(Items listed in a dataset)
★ ★ ★ ★ ★ ★ ★

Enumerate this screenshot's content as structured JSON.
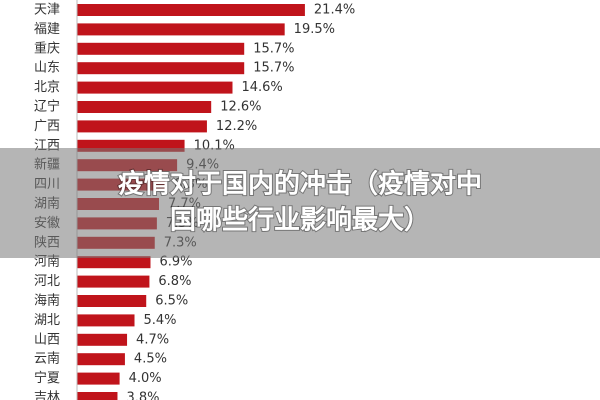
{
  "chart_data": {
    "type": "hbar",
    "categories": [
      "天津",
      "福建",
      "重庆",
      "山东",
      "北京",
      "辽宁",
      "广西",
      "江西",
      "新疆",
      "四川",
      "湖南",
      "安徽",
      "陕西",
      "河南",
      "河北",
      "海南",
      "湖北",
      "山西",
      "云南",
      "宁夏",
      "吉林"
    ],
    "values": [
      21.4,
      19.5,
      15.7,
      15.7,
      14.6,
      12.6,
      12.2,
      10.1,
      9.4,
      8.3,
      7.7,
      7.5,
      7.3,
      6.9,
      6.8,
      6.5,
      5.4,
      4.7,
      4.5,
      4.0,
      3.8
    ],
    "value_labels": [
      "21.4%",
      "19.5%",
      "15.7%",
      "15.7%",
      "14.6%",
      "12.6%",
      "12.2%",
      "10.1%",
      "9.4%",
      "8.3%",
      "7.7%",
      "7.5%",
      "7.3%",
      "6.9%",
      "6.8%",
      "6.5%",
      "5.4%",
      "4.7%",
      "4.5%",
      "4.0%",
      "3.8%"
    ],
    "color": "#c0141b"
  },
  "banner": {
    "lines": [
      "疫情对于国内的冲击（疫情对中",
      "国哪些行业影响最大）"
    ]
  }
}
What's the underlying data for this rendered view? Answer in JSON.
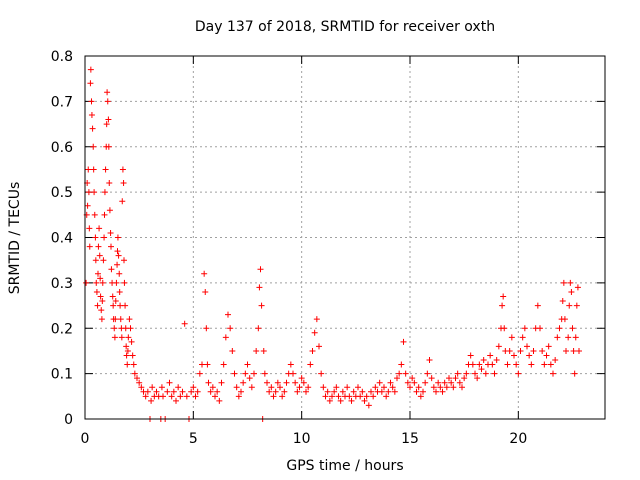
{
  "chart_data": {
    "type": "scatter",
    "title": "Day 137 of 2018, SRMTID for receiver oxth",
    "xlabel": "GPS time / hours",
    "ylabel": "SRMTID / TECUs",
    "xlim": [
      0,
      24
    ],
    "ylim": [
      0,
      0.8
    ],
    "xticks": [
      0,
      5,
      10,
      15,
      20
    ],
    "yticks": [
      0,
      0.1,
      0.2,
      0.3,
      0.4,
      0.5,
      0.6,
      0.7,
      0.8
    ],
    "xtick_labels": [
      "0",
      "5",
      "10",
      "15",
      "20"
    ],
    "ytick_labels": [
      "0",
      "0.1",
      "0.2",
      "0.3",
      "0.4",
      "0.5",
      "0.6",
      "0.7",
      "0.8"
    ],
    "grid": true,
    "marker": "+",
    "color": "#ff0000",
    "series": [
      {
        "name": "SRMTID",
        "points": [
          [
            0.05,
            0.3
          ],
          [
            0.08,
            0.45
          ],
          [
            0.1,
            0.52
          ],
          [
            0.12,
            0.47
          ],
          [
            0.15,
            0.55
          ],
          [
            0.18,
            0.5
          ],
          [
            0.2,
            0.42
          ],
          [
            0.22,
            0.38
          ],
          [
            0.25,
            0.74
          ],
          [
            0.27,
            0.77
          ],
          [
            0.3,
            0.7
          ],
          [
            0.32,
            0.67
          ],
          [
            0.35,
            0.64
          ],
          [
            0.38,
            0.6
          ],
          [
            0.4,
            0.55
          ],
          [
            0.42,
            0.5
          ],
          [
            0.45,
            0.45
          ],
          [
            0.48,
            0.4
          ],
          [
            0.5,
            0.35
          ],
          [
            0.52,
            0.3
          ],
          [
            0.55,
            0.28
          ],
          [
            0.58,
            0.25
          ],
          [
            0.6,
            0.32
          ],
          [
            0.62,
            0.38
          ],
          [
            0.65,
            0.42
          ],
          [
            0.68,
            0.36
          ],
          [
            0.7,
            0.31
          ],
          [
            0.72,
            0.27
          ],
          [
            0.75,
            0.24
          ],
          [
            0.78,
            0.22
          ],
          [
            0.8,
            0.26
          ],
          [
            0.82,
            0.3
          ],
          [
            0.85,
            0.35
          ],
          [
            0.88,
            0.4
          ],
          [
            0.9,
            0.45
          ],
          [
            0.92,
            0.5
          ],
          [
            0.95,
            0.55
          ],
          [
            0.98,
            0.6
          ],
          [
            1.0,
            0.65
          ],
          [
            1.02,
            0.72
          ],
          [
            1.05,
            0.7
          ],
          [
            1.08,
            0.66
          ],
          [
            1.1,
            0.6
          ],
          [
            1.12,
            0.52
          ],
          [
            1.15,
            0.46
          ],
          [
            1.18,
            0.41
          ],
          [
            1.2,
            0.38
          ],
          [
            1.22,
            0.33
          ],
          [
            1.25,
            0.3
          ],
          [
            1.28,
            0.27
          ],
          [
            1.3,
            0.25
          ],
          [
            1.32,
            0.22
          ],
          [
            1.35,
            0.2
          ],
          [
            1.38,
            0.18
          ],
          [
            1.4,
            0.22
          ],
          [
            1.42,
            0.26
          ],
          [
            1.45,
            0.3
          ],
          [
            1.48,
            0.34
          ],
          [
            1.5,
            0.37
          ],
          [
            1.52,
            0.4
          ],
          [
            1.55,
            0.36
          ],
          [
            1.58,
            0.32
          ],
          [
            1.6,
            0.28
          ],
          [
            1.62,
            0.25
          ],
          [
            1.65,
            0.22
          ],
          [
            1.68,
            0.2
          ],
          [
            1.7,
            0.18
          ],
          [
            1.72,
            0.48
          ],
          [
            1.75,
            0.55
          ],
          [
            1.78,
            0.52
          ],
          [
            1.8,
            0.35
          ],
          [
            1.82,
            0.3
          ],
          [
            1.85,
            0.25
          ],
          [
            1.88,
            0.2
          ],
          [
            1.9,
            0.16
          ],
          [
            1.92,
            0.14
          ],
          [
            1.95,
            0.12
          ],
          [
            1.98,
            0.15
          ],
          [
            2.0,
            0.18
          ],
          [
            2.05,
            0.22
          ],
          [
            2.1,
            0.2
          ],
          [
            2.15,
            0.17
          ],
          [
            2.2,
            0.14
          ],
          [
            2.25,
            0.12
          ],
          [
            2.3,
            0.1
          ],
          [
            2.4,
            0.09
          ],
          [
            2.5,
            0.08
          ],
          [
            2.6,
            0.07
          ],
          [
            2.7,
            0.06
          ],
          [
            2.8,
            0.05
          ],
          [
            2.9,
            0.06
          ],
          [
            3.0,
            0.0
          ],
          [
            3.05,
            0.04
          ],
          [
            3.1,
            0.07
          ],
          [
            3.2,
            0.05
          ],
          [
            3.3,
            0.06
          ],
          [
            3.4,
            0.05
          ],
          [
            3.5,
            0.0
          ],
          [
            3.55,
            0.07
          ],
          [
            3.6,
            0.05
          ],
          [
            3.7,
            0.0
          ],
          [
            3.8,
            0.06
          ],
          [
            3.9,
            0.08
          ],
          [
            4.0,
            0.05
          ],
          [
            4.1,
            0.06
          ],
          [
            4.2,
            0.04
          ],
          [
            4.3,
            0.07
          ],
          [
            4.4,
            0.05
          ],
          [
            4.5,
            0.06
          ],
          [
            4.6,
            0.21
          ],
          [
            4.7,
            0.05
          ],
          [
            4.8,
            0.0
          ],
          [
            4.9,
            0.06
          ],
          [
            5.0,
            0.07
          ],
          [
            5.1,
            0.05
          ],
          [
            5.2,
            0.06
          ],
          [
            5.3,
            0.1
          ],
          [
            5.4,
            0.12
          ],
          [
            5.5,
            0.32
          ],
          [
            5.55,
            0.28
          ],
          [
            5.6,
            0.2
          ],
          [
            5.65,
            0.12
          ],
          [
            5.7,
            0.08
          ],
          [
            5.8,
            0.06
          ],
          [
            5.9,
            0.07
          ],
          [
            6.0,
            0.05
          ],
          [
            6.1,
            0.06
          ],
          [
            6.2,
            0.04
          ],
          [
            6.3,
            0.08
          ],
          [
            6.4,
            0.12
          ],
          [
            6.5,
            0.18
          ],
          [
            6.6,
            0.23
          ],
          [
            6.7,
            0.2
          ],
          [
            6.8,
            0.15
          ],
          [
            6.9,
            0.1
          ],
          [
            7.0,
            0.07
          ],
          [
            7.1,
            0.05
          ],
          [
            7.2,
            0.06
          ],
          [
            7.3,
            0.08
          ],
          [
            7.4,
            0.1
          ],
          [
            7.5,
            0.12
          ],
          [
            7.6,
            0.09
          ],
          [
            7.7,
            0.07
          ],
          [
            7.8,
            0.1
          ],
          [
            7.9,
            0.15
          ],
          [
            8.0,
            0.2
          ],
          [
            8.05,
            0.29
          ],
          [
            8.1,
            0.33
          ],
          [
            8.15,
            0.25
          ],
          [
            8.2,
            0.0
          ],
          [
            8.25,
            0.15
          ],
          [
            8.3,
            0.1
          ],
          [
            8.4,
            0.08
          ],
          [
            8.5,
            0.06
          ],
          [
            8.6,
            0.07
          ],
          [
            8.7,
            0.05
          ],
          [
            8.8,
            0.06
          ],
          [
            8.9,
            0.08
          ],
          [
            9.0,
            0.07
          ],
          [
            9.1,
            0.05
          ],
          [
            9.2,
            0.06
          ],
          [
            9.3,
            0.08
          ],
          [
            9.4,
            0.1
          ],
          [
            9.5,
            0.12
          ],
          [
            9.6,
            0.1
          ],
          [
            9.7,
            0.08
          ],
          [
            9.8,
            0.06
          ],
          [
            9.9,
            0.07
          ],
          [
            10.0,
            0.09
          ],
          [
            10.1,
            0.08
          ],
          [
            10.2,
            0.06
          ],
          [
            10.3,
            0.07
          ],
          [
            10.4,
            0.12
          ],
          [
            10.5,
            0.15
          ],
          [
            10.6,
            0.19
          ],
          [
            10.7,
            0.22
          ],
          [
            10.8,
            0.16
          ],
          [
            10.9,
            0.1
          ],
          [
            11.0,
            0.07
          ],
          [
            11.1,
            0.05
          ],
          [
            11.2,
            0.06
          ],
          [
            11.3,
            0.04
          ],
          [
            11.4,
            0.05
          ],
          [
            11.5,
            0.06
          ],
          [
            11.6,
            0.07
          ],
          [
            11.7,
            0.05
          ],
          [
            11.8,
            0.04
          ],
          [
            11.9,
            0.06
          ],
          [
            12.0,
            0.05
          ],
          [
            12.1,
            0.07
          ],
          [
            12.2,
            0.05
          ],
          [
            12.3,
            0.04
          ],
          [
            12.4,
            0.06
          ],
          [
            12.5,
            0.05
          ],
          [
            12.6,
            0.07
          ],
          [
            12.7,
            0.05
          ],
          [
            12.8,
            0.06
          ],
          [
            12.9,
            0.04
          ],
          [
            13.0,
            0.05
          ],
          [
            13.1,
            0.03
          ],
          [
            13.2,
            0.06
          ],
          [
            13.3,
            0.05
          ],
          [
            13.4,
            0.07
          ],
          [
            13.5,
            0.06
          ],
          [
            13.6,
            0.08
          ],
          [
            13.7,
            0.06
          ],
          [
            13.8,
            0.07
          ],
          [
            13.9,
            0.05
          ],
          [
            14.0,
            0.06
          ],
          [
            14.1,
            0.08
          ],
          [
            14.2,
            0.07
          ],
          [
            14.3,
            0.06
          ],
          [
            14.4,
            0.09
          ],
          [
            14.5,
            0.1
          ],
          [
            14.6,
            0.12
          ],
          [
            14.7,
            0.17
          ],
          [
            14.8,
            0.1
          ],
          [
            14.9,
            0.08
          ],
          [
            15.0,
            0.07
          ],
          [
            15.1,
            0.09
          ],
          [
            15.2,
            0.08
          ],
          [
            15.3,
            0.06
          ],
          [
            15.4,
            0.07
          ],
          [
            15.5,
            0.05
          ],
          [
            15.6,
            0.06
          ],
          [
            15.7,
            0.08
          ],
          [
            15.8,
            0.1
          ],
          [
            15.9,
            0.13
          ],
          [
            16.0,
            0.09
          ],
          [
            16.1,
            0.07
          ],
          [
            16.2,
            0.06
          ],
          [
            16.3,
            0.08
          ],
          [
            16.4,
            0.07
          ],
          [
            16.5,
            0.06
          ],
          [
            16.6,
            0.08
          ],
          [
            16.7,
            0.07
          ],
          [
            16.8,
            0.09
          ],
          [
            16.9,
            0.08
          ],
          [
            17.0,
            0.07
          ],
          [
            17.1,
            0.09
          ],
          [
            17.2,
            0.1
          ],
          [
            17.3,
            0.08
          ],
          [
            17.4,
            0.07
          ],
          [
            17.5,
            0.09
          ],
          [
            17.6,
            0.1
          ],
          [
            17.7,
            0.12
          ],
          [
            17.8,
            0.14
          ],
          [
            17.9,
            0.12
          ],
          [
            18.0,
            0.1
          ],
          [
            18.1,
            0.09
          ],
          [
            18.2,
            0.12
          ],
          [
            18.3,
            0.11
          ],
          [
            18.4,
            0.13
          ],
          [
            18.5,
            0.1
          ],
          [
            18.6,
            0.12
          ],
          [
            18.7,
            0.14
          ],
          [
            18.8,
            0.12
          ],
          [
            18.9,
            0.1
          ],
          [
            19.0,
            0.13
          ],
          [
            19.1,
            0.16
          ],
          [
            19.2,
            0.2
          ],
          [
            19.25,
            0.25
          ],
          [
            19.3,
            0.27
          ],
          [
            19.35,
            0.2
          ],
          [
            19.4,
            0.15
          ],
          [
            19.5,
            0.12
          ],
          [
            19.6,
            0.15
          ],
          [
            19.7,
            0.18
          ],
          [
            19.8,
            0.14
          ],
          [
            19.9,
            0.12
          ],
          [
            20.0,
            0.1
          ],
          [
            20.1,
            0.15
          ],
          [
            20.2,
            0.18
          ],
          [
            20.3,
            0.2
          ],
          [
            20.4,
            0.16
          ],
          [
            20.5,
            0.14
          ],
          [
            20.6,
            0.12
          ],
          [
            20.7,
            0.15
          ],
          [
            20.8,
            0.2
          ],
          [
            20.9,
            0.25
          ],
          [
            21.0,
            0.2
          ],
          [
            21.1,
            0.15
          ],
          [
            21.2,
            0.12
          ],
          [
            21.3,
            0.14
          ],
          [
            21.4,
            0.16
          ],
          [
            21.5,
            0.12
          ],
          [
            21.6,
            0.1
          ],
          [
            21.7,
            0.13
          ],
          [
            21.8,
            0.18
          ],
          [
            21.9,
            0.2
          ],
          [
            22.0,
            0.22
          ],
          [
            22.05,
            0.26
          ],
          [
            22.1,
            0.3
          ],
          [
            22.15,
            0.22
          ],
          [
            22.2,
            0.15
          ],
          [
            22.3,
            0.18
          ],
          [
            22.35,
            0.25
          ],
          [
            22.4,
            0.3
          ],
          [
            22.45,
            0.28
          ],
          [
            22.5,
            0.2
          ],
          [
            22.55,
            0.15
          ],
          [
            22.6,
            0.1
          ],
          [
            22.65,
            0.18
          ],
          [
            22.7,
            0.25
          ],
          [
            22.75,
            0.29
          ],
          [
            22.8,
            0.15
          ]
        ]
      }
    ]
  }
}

★ ★ ★ ★ ★ ★ ★

Stated exercise
In the material above, show every line where the word "this" turns up.

Response
Enumerate this screenshot's content as structured JSON.
What's the underlying data for this rendered view? Answer in JSON.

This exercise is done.